Extract each line from the entries below that has the string "title" in it.

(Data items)

** start **

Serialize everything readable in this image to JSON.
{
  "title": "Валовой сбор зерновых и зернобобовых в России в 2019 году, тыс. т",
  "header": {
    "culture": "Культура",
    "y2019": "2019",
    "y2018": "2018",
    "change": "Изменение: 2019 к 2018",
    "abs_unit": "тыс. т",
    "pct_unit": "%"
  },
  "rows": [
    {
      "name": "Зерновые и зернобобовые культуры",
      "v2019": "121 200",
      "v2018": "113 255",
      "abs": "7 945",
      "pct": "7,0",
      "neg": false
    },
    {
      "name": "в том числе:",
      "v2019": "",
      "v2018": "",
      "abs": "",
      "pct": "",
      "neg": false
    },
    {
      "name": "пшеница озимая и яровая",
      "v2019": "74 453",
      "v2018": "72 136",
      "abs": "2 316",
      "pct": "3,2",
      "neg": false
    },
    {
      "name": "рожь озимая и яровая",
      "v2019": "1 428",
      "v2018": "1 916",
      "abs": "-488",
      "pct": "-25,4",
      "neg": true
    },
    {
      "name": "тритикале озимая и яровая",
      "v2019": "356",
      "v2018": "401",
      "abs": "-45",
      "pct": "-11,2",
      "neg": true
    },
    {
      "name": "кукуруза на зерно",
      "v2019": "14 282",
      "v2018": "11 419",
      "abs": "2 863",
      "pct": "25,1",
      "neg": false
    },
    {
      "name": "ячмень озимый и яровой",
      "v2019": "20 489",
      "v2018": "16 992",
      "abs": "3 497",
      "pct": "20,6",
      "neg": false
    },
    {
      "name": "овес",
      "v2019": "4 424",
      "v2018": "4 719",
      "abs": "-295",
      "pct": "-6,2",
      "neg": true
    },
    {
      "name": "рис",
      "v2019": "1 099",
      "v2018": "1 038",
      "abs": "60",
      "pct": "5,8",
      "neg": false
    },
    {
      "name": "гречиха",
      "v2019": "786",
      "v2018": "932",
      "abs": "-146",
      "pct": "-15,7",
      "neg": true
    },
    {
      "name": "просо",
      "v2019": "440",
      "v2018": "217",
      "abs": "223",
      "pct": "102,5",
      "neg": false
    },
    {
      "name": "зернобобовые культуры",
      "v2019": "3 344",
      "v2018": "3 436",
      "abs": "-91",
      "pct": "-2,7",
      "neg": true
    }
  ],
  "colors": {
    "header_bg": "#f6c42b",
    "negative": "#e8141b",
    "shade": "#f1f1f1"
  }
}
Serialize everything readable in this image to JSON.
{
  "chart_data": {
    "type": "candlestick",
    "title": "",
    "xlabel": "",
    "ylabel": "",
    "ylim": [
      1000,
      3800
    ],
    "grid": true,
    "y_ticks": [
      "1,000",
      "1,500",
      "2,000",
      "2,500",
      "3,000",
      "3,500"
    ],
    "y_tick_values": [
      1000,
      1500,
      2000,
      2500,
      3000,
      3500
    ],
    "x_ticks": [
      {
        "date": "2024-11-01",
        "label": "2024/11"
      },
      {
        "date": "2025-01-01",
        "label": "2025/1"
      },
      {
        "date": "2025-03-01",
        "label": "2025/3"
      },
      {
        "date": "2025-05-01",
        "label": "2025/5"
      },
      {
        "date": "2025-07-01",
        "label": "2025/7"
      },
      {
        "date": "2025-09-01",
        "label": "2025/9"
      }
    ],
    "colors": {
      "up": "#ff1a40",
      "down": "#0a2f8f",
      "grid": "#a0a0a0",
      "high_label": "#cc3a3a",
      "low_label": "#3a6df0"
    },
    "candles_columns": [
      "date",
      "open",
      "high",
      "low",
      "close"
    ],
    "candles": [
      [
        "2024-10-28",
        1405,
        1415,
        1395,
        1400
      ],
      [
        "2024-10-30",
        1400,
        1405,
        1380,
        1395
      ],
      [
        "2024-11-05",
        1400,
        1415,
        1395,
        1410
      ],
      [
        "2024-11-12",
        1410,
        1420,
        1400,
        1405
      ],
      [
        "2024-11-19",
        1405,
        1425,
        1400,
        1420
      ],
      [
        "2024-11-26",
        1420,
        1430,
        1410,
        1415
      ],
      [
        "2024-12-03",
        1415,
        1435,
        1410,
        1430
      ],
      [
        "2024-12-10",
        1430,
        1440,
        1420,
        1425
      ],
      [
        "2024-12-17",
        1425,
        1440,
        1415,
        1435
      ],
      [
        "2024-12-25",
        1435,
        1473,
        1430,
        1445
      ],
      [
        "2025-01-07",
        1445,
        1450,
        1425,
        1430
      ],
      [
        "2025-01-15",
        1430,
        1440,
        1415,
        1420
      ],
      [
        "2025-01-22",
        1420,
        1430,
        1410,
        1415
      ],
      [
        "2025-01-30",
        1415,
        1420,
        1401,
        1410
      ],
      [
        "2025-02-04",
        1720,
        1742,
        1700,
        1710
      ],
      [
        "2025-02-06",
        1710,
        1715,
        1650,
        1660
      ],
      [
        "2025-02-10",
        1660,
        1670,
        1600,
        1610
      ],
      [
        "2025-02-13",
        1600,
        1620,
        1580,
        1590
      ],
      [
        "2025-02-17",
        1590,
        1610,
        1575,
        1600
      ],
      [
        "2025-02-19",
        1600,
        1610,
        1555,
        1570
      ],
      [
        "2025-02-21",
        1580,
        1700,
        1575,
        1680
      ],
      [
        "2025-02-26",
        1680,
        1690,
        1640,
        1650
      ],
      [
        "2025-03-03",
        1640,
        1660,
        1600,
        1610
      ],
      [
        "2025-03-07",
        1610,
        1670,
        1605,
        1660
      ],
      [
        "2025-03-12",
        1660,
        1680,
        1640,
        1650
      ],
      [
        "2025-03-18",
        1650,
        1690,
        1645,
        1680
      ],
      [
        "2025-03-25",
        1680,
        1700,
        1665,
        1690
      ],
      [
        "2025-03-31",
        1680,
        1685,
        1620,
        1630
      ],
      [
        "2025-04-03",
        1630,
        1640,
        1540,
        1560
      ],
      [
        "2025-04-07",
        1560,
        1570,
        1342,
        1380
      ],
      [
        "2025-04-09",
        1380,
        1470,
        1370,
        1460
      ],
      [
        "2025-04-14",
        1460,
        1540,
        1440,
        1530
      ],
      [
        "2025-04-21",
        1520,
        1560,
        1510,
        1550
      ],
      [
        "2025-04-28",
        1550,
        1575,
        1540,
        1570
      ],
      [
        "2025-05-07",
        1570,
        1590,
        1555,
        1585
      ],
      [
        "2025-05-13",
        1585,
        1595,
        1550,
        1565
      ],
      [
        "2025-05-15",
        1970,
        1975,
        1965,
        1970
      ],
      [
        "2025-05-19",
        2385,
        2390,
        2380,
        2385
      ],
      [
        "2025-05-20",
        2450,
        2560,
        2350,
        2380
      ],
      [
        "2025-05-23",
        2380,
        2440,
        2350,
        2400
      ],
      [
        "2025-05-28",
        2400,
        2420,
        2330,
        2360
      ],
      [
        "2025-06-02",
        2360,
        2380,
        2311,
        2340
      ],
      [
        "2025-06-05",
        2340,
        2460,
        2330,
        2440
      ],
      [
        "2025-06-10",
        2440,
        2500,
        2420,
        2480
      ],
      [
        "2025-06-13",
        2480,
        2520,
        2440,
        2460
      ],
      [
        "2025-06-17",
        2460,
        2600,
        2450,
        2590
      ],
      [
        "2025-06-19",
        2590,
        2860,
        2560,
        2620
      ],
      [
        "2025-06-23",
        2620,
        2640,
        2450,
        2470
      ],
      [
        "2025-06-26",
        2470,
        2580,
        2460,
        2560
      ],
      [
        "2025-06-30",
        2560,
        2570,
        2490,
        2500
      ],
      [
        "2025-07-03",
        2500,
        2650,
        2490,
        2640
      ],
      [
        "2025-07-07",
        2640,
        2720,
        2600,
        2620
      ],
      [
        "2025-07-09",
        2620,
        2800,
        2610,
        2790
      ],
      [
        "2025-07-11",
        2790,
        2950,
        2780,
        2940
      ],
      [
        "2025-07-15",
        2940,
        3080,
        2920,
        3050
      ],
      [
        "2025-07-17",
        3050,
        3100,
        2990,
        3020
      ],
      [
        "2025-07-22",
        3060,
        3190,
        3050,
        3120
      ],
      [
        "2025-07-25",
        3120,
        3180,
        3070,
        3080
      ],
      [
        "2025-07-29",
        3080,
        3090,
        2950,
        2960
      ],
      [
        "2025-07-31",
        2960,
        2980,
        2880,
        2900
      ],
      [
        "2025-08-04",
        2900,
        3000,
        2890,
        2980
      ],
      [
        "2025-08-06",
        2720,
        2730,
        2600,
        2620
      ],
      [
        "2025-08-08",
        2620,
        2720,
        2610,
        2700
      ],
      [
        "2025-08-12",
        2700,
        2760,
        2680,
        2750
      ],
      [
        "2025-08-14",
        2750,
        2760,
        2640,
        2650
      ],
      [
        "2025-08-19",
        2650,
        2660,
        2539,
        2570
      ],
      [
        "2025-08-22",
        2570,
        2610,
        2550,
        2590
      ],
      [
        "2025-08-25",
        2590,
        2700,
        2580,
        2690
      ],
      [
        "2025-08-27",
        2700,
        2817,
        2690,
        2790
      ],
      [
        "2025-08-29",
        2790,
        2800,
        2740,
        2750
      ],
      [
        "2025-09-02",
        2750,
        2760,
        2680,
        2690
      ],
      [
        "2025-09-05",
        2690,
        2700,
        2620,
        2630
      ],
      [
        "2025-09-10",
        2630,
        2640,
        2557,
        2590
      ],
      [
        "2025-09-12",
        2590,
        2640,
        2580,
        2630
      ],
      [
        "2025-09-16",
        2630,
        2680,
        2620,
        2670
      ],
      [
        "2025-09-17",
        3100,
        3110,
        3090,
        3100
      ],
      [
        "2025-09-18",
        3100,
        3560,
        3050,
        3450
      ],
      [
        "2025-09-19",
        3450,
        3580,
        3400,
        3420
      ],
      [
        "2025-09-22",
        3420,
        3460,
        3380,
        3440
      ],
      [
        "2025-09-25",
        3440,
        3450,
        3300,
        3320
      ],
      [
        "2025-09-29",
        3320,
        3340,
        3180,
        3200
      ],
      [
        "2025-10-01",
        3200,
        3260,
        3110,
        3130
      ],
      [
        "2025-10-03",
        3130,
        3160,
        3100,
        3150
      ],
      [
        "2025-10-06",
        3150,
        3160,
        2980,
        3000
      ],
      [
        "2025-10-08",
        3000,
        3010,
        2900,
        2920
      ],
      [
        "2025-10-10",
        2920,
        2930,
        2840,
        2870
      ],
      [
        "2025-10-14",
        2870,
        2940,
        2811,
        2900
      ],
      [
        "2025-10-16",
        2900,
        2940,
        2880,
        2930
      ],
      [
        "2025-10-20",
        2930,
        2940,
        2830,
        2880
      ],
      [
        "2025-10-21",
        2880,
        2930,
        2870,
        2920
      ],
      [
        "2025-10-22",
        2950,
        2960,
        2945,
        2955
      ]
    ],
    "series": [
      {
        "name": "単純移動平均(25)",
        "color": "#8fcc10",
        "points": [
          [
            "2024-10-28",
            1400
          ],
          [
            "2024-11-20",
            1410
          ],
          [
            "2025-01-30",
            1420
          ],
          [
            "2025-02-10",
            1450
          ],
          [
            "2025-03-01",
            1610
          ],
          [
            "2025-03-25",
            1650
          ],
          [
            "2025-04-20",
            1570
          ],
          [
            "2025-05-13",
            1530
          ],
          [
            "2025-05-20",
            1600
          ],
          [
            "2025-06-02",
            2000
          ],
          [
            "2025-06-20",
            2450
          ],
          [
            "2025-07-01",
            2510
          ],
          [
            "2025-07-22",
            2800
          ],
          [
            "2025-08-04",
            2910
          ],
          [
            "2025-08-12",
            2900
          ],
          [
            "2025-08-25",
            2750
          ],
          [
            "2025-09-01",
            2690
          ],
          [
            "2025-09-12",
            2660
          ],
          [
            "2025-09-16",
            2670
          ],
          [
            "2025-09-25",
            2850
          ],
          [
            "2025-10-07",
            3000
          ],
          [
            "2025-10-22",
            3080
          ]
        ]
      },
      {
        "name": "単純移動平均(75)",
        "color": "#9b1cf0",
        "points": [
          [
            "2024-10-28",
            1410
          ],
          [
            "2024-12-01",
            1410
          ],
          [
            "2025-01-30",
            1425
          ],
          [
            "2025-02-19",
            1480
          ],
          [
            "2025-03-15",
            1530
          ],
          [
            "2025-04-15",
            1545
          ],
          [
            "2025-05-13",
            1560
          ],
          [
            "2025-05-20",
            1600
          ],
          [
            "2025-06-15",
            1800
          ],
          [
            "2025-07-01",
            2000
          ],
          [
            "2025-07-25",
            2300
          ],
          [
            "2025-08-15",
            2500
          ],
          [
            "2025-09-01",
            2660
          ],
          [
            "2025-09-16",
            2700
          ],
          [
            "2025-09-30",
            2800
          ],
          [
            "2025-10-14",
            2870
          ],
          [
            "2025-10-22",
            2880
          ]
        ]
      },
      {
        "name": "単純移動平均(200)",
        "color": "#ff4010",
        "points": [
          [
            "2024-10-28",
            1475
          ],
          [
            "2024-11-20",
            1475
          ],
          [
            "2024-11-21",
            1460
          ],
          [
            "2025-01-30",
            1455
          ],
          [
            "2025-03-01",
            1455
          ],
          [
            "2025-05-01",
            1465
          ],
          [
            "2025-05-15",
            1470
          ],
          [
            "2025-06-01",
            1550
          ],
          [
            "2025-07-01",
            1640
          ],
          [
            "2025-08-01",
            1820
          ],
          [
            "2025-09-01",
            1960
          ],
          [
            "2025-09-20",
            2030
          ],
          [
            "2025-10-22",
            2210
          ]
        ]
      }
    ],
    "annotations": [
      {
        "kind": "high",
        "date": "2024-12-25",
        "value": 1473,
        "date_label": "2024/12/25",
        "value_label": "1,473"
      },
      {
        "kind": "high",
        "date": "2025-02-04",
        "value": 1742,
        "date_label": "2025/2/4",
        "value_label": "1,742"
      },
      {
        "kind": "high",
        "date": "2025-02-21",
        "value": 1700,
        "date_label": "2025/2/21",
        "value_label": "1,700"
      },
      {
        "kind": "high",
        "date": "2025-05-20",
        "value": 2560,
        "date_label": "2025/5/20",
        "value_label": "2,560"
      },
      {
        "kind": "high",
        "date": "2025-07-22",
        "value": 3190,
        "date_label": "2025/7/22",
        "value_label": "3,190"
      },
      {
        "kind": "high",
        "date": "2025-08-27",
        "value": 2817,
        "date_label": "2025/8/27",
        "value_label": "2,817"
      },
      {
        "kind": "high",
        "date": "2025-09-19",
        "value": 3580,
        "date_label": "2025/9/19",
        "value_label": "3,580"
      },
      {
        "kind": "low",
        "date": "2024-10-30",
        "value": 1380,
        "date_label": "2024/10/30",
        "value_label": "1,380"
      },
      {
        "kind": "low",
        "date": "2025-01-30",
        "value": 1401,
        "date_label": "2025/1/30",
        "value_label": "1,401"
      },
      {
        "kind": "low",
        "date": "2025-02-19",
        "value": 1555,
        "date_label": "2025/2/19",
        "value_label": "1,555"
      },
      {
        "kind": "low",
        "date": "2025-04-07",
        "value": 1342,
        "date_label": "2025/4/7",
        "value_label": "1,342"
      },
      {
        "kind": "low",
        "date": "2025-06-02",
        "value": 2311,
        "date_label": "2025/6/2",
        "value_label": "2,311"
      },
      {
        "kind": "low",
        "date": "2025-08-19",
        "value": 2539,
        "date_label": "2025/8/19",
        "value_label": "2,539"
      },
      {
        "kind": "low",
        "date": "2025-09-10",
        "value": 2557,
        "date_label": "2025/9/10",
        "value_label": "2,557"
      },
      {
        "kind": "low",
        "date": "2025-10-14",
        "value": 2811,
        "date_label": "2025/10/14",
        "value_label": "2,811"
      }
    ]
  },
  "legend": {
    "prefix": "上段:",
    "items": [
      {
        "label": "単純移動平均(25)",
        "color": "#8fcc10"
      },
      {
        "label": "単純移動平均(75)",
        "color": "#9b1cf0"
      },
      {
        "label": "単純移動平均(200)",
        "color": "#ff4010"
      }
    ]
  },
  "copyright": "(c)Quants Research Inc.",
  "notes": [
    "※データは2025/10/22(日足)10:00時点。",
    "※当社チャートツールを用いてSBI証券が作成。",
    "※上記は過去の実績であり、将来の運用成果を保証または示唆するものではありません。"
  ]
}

** end **

* ANSWER FOR THE TASK *
  "title": "Валовой сбор зерновых и зернобобовых в России в 2019 году, тыс. т",
    "title": "",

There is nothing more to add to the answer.